Carry on the WordPress code diff about word-overlap text similarity, starting right after its last line.

EXCERPTED PASSAGE.
————————

WordPress · ellatrix · Apr 7, 2026 · Apr 8, 2026 · Apr 8, 2026 · Apr 8, 2026
diff --git a/packages/editor/src/components/post-revisions-preview/block-diff.js b/packages/editor/src/components/post-revisions-preview/block-diff.js
@@ -45,8 +45,19 @@ function stringifyValue( value ) {
 }
 
 /**
- * Calculate text similarity using word diff (semantically meaningful).
- * Returns ratio of unchanged words to total words.
+ * Calculate text similarity using word-set overlap.
+ *
+ * Uses a variant of the Jaccard index (https://en.wikipedia.org/wiki/Jaccard_index)
+ * called the overlap coefficient (https://en.wikipedia.org/wiki/Overlap_coefficient)
+ * where we divide by the larger set size rather than the union. This ensures that
+ * a small edit to a long paragraph scores high — the few changed words don't
+ * dilute the score.
+ *
+ * This replaces the previous diffWords-based similarity which was O(n*m) per pair.

————————

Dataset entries
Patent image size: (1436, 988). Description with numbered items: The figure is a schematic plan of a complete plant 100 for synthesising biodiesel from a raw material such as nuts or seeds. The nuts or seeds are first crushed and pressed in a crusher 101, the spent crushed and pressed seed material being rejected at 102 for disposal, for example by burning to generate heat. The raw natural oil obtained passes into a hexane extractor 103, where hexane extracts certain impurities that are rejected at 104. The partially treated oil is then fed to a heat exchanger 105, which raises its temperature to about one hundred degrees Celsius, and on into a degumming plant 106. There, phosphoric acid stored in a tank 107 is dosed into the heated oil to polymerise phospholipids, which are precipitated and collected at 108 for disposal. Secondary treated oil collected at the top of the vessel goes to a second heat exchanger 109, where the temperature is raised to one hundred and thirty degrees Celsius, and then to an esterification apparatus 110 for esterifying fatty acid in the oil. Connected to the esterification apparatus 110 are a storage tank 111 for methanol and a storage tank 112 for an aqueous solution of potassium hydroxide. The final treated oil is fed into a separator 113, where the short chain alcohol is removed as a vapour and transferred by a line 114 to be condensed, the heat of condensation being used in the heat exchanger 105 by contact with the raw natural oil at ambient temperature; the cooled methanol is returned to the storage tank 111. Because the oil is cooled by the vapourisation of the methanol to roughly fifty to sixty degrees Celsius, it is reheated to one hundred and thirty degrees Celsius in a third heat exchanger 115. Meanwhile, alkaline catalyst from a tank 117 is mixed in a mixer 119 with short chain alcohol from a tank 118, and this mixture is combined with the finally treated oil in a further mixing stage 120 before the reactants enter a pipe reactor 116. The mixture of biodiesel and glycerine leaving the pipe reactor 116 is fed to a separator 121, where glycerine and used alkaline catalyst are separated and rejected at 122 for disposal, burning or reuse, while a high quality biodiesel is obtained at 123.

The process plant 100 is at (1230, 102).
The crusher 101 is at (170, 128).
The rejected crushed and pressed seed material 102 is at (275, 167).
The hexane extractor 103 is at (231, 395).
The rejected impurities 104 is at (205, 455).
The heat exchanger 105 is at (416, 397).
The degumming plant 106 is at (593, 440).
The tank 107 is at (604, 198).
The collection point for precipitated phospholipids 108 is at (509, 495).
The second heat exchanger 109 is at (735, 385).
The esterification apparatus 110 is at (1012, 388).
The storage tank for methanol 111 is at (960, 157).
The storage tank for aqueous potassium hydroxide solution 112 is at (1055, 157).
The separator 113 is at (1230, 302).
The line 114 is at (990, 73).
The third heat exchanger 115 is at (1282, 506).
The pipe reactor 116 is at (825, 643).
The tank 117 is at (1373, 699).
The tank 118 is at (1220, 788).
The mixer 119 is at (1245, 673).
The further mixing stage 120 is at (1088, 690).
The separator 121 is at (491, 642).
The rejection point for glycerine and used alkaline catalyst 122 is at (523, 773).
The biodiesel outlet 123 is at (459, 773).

————————

ANSWER TO THE EXERCISE.
+ * The word-set approach is O(n) where n is the number of words.
+ *
+ * Words are extracted using Intl.Segmenter for proper multilingual support
+ * (CJK, Thai, etc.) rather than splitting on whitespace.
  *
  * @param {string} text1 First text to compare.
  * @param {string} text2 Second text to compare.
@@ -60,17 +71,45 @@ function textSimilarity( text1, text2 ) {
 		return 0;
 	}
 
-	const changes = diffWords( text1, text2 );
-	const unchanged = changes
-		.filter( ( c ) => ! c.added && ! c.removed )
-		.reduce( ( sum, c ) => sum + c.value.length, 0 );
-	const total = Math.max( text1.length, text2.length );
-	return total > 0 ? unchanged / total : 0;
+	const segmenter = new Intl.Segmenter( undefined, {
+		granularity: 'word',
+	} );
+	const getWords = ( text ) =>
+		[ ...segmenter.segment( text ) ]
+			.filter( ( s ) => s.isWordLike )
+			.map( ( s ) => s.segment );
+	const words1 = getWords( text1 );
+	const words2 = getWords( text2 );
+
+	if ( words1.length === 0 && words2.length === 0 ) {
+		return 1;
+	}
+
+	const set1 = new Set( words1 );
+	let intersection = 0;
+	for ( const word of words2 ) {
+		if ( set1.has( word ) ) {
+			intersection++;
+		}
+	}
+
+	const total = Math.max( words1.length, words2.length );
+	return total > 0 ? intersection / total : 0;
 }
 
 /**
  * Post-process diff result to pair similar removed/added blocks as modifications.
- * This catches modifications that LCS missed due to content changes.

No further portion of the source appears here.